• **WHAT THE EXERCISE ASKS**
Single out each line with the word "vehículos" and copy it.

[Recorded data]
=-=-=-=-=
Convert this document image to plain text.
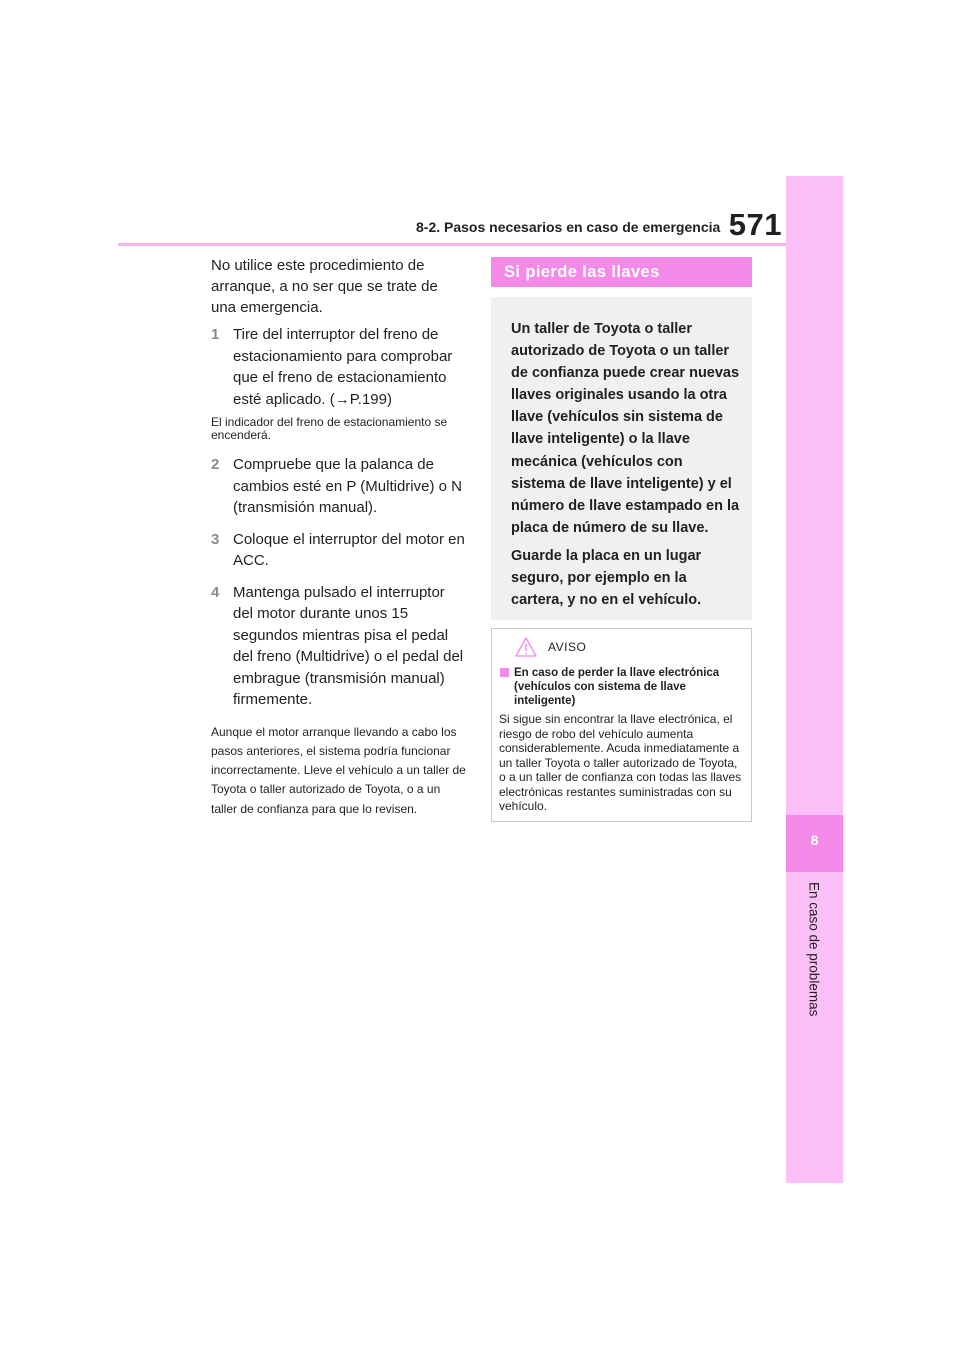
571
8-2. Pasos necesarios en caso de emergencia
8
En caso de problemas

No utilice este procedimiento de arranque, a no ser que se trate de una emergencia.

1 Tire del interruptor del freno de estacionamiento para comprobar que el freno de estacionamiento esté aplicado. (→P.199)

El indicador del freno de estacionamiento se encenderá.

2 Compruebe que la palanca de cambios esté en P (Multidrive) o N (transmisión manual).
3 Coloque el interruptor del motor en ACC.
4 Mantenga pulsado el interruptor del motor durante unos 15 segundos mientras pisa el pedal del freno (Multidrive) o el pedal del embrague (transmisión manual) firmemente.

Aunque el motor arranque llevando a cabo los pasos anteriores, el sistema podría funcionar incorrectamente. Lleve el vehículo a un taller de Toyota o taller autorizado de Toyota, o a un taller de confianza para que lo revisen.

Si pierde las llaves

Un taller de Toyota o taller autorizado de Toyota o un taller de confianza puede crear nuevas llaves originales usando la otra llave (vehículos sin sistema de llave inteligente) o la llave mecánica (vehículos con sistema de llave inteligente) y el número de llave estampado en la placa de número de su llave.

Guarde la placa en un lugar seguro, por ejemplo en la cartera, y no en el vehículo.

AVISO
En caso de perder la llave electrónica (vehículos con sistema de llave inteligente)

Si sigue sin encontrar la llave electrónica, el riesgo de robo del vehículo aumenta considerablemente. Acuda inmediatamente a un taller Toyota o taller autorizado de Toyota, o a un taller de confianza con todas las llaves electrónicas restantes suministradas con su vehículo.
=-=-=-=-=
• **SOLUTION FOR THIS EXERCISE**
Un taller de Toyota o taller autorizado de Toyota o un taller de confianza puede crear nuevas llaves originales usando la otra llave (vehículos sin sistema de llave inteligente) o la llave mecánica (vehículos con sistema de llave inteligente) y el número de llave estampado en la placa de número de su llave.
En caso de perder la llave electrónica (vehículos con sistema de llave inteligente)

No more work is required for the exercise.